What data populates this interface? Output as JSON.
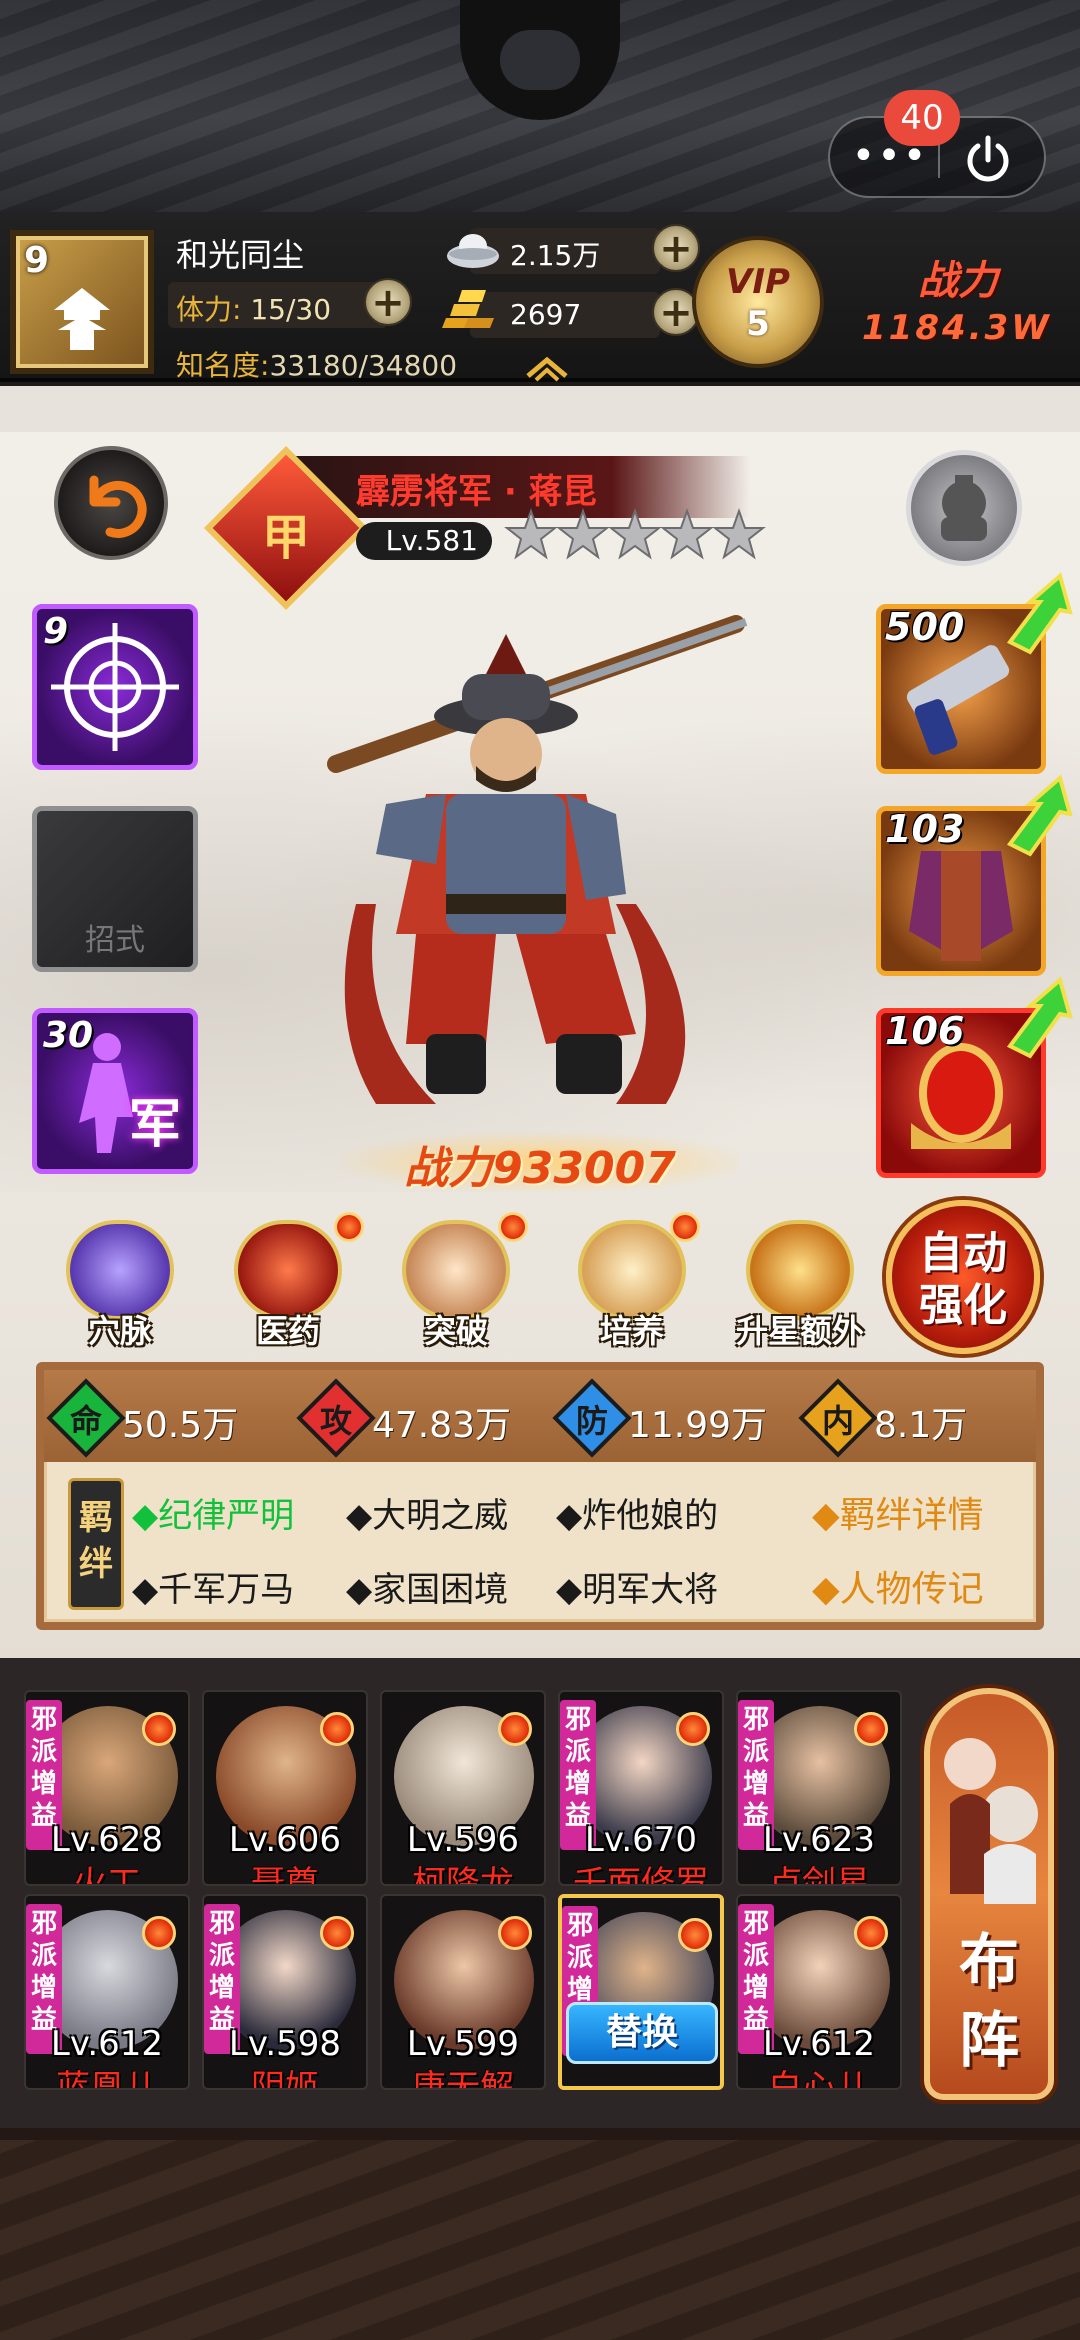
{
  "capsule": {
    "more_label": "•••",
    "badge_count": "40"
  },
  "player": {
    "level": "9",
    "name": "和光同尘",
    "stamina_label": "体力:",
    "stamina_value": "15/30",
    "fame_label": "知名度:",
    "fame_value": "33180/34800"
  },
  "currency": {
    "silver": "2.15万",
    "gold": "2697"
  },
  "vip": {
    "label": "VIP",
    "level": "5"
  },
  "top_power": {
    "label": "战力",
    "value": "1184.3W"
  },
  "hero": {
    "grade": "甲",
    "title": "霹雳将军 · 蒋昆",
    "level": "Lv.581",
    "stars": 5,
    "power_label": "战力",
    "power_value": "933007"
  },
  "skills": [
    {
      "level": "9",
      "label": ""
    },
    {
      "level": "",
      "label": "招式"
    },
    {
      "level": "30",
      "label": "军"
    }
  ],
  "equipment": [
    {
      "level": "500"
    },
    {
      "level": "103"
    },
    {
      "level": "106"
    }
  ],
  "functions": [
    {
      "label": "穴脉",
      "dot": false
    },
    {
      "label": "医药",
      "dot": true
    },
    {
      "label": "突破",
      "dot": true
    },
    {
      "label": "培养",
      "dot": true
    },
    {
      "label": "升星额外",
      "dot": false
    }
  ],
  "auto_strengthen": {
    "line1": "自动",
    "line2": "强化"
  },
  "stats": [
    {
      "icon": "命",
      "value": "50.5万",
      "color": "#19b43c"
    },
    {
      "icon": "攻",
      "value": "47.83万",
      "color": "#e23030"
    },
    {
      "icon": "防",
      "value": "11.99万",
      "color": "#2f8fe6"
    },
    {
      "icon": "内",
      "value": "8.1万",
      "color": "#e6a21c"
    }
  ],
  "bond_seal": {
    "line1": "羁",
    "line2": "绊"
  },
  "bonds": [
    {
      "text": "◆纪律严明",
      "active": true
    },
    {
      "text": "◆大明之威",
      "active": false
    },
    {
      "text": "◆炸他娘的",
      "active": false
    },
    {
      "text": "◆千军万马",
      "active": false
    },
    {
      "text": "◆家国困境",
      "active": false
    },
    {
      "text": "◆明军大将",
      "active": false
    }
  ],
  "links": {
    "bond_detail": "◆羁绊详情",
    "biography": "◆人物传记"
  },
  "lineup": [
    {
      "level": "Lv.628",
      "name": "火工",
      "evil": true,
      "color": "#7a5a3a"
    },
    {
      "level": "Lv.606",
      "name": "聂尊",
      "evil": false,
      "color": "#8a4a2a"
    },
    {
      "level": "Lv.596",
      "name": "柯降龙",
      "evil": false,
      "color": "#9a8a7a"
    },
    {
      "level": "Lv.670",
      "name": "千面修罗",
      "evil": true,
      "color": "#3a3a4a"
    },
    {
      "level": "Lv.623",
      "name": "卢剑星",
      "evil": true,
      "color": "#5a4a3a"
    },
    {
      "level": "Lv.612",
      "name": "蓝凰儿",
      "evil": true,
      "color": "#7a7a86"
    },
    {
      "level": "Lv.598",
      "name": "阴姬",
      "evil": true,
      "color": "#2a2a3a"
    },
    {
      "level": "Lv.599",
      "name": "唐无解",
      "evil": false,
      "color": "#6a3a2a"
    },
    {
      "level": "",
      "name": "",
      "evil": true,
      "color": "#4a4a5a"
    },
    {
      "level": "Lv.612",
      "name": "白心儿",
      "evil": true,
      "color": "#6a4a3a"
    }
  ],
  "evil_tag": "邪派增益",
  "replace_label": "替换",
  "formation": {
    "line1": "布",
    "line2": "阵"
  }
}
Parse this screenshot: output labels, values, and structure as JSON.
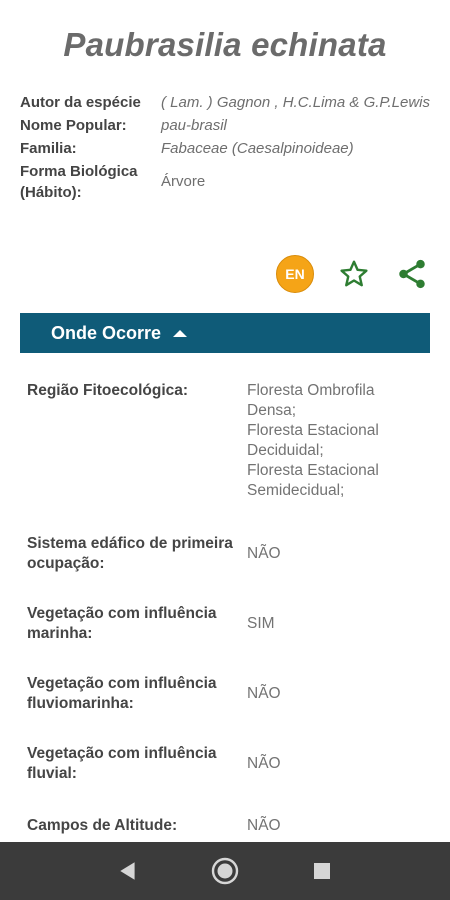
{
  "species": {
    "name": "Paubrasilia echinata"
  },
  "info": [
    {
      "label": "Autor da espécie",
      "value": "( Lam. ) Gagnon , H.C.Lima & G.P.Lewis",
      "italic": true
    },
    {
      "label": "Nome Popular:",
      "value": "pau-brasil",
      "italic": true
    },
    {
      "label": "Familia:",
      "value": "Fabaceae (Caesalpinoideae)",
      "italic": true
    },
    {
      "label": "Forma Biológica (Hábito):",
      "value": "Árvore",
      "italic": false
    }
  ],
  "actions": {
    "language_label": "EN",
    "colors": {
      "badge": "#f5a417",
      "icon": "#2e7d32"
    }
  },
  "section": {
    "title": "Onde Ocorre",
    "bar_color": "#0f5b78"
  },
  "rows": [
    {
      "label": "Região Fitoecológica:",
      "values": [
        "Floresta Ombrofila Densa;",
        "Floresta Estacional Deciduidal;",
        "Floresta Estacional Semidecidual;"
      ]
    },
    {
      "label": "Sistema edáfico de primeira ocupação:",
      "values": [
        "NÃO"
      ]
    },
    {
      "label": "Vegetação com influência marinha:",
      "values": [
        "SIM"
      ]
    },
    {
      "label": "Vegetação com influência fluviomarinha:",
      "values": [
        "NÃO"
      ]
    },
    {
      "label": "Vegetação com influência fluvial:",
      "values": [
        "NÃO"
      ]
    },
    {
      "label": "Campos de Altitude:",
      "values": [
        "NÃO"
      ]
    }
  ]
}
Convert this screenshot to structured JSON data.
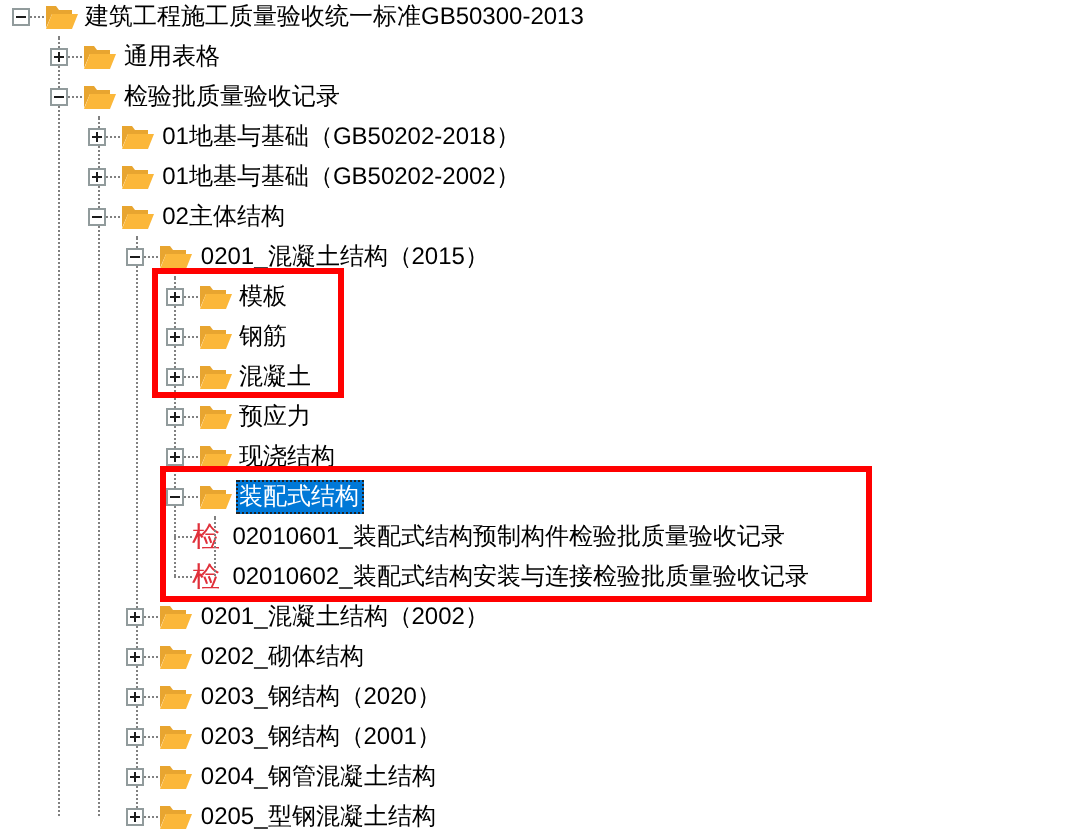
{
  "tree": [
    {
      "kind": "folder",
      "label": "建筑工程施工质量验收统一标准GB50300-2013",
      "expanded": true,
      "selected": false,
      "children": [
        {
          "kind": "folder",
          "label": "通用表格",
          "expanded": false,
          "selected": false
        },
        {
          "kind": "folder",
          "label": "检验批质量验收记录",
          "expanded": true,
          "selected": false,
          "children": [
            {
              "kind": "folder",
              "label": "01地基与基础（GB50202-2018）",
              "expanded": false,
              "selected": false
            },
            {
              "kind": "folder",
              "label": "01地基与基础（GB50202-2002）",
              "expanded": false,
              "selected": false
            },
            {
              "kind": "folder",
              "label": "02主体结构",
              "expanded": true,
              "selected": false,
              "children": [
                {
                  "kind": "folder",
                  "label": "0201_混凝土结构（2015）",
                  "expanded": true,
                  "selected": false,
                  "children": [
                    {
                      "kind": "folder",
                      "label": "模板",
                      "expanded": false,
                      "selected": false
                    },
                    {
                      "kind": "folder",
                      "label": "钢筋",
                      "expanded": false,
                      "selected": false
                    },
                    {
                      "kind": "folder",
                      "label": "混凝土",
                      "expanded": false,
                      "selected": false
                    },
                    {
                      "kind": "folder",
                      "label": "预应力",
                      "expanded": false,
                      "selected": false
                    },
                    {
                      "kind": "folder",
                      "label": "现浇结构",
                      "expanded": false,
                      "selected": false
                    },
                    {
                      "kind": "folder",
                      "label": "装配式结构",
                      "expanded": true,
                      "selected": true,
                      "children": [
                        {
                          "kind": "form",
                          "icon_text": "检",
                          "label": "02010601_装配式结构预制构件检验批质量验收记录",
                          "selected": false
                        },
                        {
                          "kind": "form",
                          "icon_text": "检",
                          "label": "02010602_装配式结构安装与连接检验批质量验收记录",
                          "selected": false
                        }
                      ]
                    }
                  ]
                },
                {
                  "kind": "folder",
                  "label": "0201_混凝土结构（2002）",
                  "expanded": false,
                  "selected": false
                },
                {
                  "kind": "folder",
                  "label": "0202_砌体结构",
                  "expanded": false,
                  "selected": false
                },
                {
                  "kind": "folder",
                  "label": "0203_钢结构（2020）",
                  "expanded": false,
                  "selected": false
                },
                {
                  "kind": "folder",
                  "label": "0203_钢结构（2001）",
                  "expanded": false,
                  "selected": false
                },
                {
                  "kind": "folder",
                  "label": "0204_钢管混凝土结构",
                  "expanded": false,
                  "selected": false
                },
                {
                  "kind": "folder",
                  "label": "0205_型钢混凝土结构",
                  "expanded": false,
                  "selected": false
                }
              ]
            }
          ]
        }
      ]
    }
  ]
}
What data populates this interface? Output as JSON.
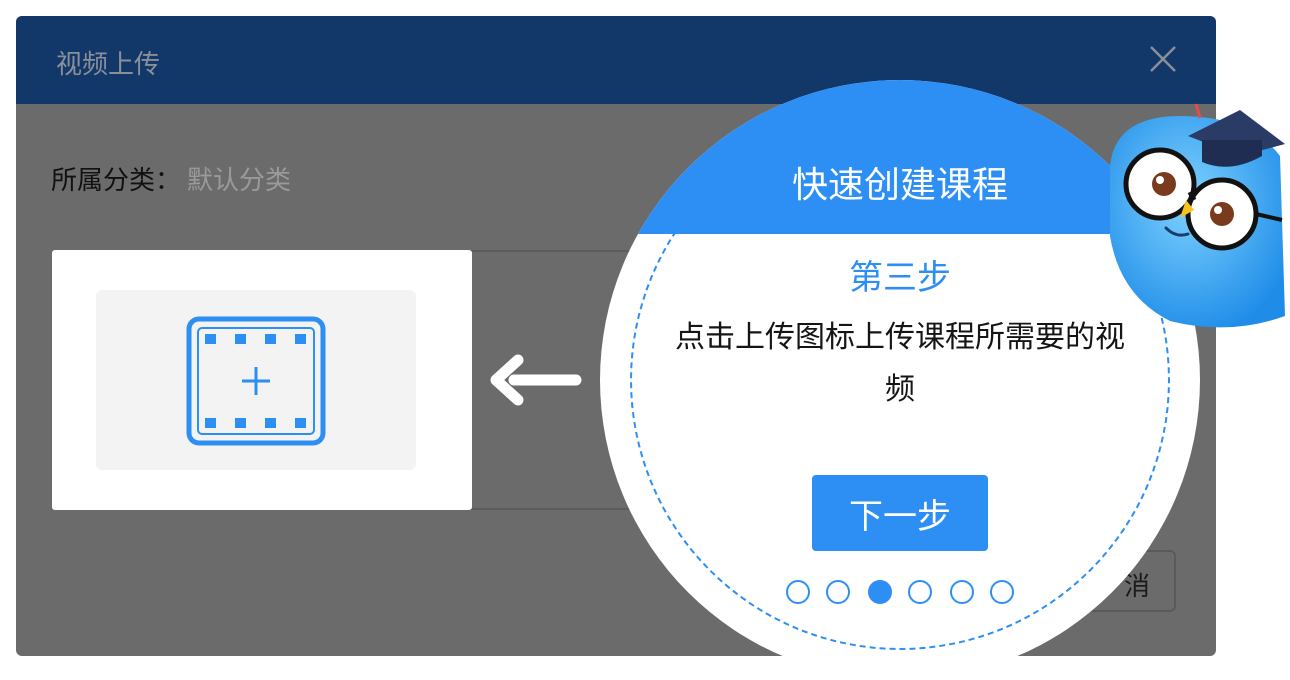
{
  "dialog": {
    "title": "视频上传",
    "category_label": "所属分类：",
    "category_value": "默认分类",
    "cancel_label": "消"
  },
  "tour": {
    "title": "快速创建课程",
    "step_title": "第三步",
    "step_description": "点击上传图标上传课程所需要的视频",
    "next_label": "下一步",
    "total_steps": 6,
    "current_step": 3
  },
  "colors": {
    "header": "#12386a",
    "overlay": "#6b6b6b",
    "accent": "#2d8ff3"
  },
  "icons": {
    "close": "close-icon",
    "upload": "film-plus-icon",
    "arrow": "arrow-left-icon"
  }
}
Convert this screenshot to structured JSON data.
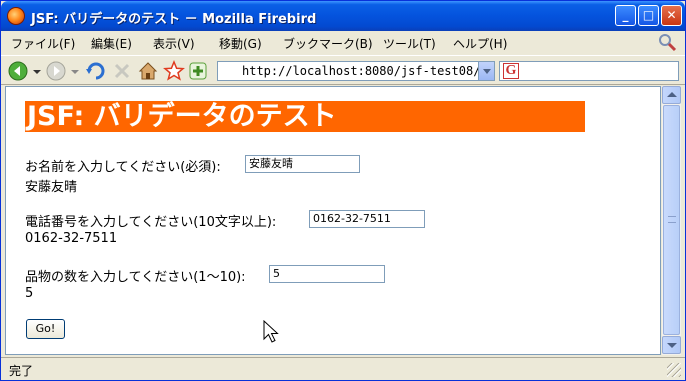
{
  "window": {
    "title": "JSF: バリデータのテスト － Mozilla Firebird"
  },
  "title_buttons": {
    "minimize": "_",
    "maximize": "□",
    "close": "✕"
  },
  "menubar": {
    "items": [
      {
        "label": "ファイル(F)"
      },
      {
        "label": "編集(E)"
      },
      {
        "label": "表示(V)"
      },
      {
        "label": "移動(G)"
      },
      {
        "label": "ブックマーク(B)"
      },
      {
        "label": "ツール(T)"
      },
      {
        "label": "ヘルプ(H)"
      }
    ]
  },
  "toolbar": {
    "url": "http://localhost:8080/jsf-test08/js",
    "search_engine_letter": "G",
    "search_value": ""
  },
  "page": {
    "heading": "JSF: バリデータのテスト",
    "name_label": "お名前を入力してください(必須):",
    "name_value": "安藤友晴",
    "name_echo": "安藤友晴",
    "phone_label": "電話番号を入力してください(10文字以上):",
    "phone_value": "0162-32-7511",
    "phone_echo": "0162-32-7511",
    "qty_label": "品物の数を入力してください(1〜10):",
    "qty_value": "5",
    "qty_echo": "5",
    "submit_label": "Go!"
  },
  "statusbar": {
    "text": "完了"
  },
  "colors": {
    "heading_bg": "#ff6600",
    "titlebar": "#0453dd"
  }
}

......

Written instruction: Copy out each line of the data where the string "バリデータのテスト" appears.

Problem solution:
    "title": "JSF: バリデータのテスト － Mozilla Firebird"
    "heading": "JSF: バリデータのテスト",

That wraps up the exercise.